* **Exercise details**:
Filter this material down to the lines that hold "image", copying each one.

══ Supplied data

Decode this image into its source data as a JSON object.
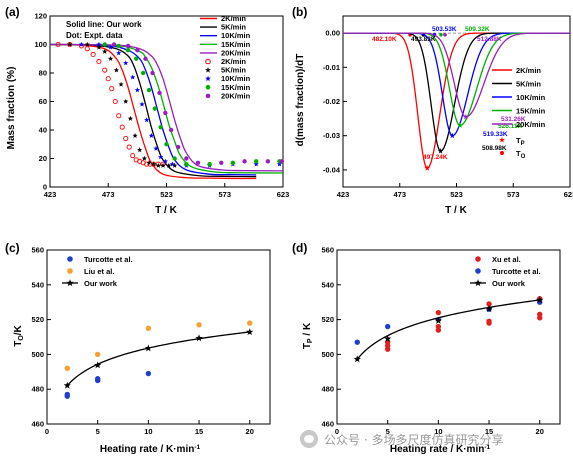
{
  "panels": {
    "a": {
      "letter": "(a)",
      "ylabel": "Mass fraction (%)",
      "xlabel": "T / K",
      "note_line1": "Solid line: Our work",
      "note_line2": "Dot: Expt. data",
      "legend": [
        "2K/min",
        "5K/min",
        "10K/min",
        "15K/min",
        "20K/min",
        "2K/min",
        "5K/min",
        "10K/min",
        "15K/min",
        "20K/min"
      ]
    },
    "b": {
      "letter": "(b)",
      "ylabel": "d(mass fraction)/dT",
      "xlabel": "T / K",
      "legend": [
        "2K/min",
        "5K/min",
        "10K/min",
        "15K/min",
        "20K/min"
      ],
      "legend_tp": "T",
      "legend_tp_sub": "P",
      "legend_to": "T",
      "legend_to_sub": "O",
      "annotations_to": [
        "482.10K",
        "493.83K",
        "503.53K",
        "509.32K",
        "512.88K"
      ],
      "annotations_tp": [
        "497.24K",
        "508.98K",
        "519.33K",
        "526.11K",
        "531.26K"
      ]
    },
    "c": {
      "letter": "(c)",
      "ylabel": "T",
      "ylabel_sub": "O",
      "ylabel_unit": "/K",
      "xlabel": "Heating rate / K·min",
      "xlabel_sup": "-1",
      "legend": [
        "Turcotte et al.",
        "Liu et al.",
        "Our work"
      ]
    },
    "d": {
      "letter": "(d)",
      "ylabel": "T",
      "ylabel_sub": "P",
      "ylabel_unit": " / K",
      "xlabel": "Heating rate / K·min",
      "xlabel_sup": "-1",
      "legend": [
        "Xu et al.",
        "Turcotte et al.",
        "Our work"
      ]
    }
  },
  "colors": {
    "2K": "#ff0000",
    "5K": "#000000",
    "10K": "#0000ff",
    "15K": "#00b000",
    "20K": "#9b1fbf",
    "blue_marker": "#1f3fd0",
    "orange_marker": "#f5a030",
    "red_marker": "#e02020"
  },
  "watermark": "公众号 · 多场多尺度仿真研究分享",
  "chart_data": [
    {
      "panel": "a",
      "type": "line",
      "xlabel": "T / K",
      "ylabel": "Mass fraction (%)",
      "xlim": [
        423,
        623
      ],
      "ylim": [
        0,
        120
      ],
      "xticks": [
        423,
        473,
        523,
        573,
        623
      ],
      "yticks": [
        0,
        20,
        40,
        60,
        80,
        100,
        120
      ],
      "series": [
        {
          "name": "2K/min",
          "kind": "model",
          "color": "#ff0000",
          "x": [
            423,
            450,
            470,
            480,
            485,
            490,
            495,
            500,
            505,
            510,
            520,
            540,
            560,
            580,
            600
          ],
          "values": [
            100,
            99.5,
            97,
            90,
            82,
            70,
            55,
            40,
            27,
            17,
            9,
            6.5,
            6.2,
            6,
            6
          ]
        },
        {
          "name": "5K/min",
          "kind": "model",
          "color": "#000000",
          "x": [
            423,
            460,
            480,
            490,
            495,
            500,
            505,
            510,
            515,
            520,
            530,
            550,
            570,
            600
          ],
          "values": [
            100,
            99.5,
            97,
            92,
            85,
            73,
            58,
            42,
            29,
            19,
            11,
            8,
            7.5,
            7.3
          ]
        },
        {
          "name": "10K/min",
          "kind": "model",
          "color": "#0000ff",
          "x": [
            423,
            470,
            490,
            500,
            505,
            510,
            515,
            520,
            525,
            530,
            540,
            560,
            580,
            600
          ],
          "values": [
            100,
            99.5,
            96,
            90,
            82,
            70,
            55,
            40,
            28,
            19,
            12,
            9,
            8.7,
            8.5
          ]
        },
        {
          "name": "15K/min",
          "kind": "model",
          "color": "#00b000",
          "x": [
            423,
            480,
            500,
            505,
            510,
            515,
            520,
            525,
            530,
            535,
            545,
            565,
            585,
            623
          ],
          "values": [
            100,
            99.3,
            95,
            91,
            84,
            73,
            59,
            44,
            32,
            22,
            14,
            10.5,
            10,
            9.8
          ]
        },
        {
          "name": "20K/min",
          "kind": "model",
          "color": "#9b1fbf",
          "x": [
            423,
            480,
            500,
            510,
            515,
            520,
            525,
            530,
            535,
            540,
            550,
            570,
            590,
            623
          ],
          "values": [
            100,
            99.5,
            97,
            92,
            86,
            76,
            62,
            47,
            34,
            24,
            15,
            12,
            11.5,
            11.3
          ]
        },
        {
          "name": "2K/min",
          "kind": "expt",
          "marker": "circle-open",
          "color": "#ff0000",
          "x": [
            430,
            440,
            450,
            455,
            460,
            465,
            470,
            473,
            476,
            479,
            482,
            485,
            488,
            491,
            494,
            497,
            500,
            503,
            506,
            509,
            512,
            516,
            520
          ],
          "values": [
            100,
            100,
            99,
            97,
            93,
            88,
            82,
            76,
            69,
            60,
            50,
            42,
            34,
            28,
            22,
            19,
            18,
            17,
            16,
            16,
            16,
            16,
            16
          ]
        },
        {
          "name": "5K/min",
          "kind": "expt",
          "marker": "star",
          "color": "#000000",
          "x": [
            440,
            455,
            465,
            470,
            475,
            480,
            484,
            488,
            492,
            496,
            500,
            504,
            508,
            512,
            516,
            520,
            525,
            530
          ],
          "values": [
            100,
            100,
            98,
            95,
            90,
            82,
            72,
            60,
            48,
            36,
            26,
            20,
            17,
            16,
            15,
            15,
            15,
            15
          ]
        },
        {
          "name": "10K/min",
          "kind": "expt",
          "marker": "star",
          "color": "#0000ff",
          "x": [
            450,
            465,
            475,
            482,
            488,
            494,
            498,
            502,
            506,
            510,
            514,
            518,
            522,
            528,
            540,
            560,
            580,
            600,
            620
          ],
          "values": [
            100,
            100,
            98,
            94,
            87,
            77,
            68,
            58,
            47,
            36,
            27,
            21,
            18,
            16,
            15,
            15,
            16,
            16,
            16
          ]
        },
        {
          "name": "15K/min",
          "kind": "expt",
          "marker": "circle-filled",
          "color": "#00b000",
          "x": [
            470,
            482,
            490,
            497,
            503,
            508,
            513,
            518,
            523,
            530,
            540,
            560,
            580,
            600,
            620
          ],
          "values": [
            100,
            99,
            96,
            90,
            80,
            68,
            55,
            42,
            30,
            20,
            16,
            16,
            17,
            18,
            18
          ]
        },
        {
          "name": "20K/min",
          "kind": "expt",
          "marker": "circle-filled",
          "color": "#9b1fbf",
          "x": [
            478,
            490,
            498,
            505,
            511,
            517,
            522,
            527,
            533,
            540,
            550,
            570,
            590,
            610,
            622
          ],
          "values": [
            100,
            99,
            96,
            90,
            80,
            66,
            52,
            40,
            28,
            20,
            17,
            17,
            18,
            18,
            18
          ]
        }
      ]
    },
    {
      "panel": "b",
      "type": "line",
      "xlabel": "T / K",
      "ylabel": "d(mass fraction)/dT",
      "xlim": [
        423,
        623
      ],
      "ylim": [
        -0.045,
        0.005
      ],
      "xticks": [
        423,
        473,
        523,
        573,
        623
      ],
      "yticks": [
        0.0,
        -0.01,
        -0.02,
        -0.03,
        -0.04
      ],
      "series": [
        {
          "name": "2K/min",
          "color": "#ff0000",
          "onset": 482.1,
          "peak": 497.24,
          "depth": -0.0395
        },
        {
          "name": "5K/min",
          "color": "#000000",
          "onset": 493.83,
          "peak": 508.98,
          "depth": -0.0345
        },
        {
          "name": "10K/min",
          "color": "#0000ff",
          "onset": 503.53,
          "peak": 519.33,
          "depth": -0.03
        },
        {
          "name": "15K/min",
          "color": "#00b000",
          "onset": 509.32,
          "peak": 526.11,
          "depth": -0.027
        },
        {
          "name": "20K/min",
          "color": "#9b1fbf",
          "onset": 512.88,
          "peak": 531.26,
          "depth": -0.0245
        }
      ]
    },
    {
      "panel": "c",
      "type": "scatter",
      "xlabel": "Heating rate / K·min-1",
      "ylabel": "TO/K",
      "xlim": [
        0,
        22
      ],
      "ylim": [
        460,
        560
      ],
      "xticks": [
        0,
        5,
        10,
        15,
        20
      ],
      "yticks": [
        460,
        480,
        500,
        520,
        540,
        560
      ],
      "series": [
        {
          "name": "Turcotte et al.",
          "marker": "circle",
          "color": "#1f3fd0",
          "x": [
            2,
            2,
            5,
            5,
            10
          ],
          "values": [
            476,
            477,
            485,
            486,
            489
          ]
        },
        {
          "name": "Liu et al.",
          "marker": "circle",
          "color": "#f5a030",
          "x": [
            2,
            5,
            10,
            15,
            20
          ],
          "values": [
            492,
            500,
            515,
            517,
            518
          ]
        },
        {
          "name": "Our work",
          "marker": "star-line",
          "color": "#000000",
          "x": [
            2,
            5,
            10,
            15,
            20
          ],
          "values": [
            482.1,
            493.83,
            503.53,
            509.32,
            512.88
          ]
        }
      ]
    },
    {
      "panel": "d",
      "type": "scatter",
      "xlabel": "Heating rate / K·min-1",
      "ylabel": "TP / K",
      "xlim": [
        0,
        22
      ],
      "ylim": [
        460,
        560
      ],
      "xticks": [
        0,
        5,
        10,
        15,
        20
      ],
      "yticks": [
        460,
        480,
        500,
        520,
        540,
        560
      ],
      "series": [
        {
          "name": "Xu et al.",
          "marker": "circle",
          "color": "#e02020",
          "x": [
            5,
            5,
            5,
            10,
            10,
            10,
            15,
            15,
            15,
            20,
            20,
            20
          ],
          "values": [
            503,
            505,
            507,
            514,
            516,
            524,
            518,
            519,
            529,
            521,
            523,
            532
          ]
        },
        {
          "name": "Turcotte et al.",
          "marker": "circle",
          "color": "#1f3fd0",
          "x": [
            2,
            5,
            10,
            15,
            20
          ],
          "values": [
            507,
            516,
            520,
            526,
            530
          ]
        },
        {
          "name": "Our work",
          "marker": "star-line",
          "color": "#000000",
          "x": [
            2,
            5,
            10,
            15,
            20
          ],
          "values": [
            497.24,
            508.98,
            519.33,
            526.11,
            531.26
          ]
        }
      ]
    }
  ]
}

════
══ Supplied data

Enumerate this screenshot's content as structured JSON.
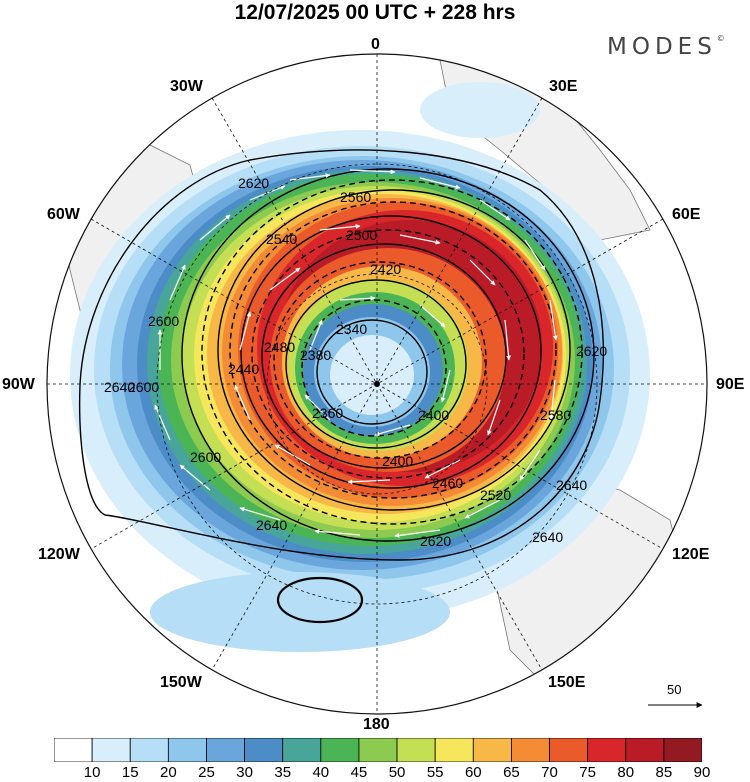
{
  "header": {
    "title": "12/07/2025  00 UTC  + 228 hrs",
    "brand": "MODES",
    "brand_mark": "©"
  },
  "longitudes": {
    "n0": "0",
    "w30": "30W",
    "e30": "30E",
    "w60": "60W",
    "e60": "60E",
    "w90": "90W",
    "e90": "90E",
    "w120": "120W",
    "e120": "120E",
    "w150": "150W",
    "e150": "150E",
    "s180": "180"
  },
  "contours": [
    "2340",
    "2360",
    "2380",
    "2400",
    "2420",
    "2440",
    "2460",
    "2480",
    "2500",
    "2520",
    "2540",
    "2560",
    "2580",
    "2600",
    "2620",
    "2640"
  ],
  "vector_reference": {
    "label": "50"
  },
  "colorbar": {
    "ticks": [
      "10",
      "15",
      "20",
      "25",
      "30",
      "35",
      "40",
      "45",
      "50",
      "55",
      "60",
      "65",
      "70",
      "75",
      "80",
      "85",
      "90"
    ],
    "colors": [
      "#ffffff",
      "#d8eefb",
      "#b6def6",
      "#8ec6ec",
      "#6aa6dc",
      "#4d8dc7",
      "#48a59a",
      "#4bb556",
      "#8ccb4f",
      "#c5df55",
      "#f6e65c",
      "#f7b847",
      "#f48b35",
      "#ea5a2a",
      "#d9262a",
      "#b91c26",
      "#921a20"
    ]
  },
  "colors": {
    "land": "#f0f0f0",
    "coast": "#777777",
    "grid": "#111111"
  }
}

════
══ Supplied data

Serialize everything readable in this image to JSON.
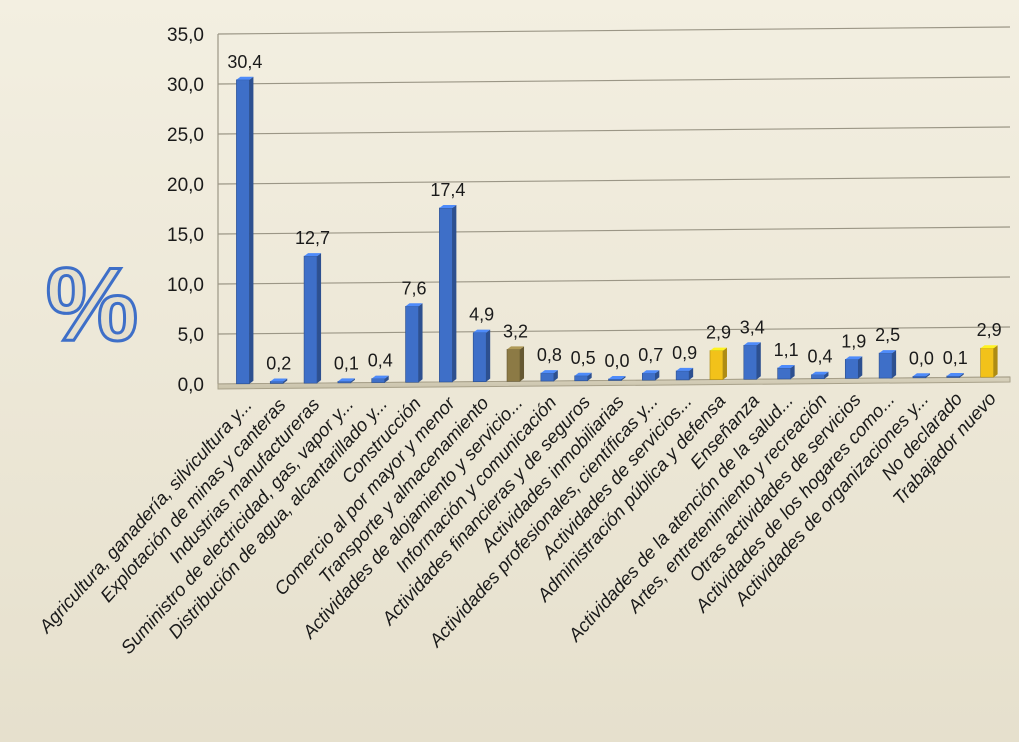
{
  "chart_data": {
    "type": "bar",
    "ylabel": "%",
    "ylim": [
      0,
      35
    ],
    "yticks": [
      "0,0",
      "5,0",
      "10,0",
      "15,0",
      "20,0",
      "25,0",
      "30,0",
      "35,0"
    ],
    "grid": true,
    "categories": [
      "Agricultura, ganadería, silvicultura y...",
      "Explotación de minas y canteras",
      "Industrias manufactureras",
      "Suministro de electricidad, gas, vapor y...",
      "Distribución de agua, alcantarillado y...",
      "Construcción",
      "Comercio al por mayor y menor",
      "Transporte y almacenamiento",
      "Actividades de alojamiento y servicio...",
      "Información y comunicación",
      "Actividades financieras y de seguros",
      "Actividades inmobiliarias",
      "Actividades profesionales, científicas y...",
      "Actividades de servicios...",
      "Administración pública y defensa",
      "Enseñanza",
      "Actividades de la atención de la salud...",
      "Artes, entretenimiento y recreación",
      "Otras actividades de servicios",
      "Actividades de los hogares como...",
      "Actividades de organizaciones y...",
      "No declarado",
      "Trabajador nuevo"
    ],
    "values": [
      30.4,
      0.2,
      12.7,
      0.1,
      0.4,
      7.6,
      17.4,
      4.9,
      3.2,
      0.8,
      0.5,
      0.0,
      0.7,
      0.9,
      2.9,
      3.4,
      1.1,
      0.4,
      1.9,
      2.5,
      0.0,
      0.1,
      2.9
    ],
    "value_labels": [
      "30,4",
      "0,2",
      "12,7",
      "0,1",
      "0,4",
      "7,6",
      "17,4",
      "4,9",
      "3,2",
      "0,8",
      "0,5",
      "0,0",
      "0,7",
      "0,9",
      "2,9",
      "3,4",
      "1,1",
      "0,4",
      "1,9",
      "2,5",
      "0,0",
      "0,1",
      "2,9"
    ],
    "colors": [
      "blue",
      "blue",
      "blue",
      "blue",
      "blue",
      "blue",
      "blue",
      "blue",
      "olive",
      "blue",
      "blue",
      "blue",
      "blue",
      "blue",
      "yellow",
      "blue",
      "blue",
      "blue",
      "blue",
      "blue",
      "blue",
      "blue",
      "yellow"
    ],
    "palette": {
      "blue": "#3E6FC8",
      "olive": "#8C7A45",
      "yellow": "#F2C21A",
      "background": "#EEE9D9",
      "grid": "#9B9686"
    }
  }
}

════

* **Solution to the problem**:
Decode this image into its source data as a JSON object.
Serialize everything readable in this image to JSON.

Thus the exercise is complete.